*EXERCISE BRIEF*.
Send back all the data below, exactly as given.

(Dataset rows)
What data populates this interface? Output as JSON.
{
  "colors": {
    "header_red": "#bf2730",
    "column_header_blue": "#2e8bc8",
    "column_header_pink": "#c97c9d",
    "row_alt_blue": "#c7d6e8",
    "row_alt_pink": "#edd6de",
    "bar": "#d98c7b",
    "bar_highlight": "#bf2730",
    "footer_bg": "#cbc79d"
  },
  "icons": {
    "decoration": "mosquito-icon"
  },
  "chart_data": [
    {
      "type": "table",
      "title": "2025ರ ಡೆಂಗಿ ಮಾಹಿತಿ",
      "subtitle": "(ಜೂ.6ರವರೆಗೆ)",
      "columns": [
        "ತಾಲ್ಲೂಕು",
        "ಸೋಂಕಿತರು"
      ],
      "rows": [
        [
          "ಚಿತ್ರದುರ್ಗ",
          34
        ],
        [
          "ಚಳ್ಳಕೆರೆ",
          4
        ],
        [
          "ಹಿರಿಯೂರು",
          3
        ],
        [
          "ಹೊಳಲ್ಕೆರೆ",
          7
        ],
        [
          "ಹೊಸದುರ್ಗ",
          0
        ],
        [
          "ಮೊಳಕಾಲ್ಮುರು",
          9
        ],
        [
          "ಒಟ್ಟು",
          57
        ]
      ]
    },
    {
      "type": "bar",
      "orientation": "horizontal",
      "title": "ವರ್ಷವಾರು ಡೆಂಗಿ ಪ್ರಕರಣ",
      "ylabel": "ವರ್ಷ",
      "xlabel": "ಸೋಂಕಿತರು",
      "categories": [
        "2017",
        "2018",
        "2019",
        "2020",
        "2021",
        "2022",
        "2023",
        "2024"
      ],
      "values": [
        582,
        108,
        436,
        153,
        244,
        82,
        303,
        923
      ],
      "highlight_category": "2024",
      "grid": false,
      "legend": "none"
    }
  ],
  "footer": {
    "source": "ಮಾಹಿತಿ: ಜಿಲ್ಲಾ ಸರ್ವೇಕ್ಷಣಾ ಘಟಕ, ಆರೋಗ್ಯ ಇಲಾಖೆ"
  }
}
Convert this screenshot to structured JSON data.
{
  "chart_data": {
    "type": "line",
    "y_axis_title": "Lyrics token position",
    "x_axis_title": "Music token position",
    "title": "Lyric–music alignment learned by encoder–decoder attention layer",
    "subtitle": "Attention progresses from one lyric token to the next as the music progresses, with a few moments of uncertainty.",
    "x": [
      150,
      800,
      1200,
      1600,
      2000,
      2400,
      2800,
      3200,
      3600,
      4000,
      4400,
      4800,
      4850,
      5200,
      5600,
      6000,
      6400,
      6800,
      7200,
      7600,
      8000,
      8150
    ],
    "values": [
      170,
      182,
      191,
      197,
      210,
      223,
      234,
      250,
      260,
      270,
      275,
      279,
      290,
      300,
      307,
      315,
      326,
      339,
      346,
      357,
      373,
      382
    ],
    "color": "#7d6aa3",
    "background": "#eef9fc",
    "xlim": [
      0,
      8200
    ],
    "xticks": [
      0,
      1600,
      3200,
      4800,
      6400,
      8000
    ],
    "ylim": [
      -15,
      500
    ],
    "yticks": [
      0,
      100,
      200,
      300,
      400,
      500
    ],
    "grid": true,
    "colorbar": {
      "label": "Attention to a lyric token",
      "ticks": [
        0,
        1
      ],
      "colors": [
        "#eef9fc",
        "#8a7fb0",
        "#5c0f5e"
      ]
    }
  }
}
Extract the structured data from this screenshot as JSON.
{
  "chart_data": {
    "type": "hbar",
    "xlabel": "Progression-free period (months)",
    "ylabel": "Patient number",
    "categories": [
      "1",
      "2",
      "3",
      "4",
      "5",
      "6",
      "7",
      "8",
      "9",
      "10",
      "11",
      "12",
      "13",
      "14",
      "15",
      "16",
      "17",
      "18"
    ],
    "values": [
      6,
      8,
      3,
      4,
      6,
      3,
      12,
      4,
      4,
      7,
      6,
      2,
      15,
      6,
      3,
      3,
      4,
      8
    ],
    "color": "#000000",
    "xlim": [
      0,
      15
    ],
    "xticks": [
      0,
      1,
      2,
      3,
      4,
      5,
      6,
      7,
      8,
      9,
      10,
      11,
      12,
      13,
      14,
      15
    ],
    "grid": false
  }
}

*TASK SOLUTION*.
What data populates this interface? Output as JSON.
{
  "colors": {
    "header_red": "#bf2730",
    "column_header_blue": "#2e8bc8",
    "column_header_pink": "#c97c9d",
    "row_alt_blue": "#c7d6e8",
    "row_alt_pink": "#edd6de",
    "bar": "#d98c7b",
    "bar_highlight": "#bf2730",
    "footer_bg": "#cbc79d"
  },
  "icons": {
    "decoration": "mosquito-icon"
  },
  "chart_data": [
    {
      "type": "table",
      "title": "2025ರ ಡೆಂಗಿ ಮಾಹಿತಿ",
      "subtitle": "(ಜೂ.6ರವರೆಗೆ)",
      "columns": [
        "ತಾಲ್ಲೂಕು",
        "ಸೋಂಕಿತರು"
      ],
      "rows": [
        [
          "ಚಿತ್ರದುರ್ಗ",
          34
        ],
        [
          "ಚಳ್ಳಕೆರೆ",
          4
        ],
        [
          "ಹಿರಿಯೂರು",
          3
        ],
        [
          "ಹೊಳಲ್ಕೆರೆ",
          7
        ],
        [
          "ಹೊಸದುರ್ಗ",
          0
        ],
        [
          "ಮೊಳಕಾಲ್ಮುರು",
          9
        ],
        [
          "ಒಟ್ಟು",
          57
        ]
      ]
    },
    {
      "type": "bar",
      "orientation": "horizontal",
      "title": "ವರ್ಷವಾರು ಡೆಂಗಿ ಪ್ರಕರಣ",
      "ylabel": "ವರ್ಷ",
      "xlabel": "ಸೋಂಕಿತರು",
      "categories": [
        "2017",
        "2018",
        "2019",
        "2020",
        "2021",
        "2022",
        "2023",
        "2024"
      ],
      "values": [
        582,
        108,
        436,
        153,
        244,
        82,
        303,
        923
      ],
      "highlight_category": "2024",
      "grid": false,
      "legend": "none"
    }
  ],
  "footer": {
    "source": "ಮಾಹಿತಿ: ಜಿಲ್ಲಾ ಸರ್ವೇಕ್ಷಣಾ ಘಟಕ, ಆರೋಗ್ಯ ಇಲಾಖೆ"
  }
}
Convert this screenshot to structured JSON data.
{
  "chart_data": {
    "type": "line",
    "y_axis_title": "Lyrics token position",
    "x_axis_title": "Music token position",
    "title": "Lyric–music alignment learned by encoder–decoder attention layer",
    "subtitle": "Attention progresses from one lyric token to the next as the music progresses, with a few moments of uncertainty.",
    "x": [
      150,
      800,
      1200,
      1600,
      2000,
      2400,
      2800,
      3200,
      3600,
      4000,
      4400,
      4800,
      4850,
      5200,
      5600,
      6000,
      6400,
      6800,
      7200,
      7600,
      8000,
      8150
    ],
    "values": [
      170,
      182,
      191,
      197,
      210,
      223,
      234,
      250,
      260,
      270,
      275,
      279,
      290,
      300,
      307,
      315,
      326,
      339,
      346,
      357,
      373,
      382
    ],
    "color": "#7d6aa3",
    "background": "#eef9fc",
    "xlim": [
      0,
      8200
    ],
    "xticks": [
      0,
      1600,
      3200,
      4800,
      6400,
      8000
    ],
    "ylim": [
      -15,
      500
    ],
    "yticks": [
      0,
      100,
      200,
      300,
      400,
      500
    ],
    "grid": true,
    "colorbar": {
      "label": "Attention to a lyric token",
      "ticks": [
        0,
        1
      ],
      "colors": [
        "#eef9fc",
        "#8a7fb0",
        "#5c0f5e"
      ]
    }
  }
}
Extract the structured data from this screenshot as JSON.
{
  "chart_data": {
    "type": "hbar",
    "xlabel": "Progression-free period (months)",
    "ylabel": "Patient number",
    "categories": [
      "1",
      "2",
      "3",
      "4",
      "5",
      "6",
      "7",
      "8",
      "9",
      "10",
      "11",
      "12",
      "13",
      "14",
      "15",
      "16",
      "17",
      "18"
    ],
    "values": [
      6,
      8,
      3,
      4,
      6,
      3,
      12,
      4,
      4,
      7,
      6,
      2,
      15,
      6,
      3,
      3,
      4,
      8
    ],
    "color": "#000000",
    "xlim": [
      0,
      15
    ],
    "xticks": [
      0,
      1,
      2,
      3,
      4,
      5,
      6,
      7,
      8,
      9,
      10,
      11,
      12,
      13,
      14,
      15
    ],
    "grid": false
  }
}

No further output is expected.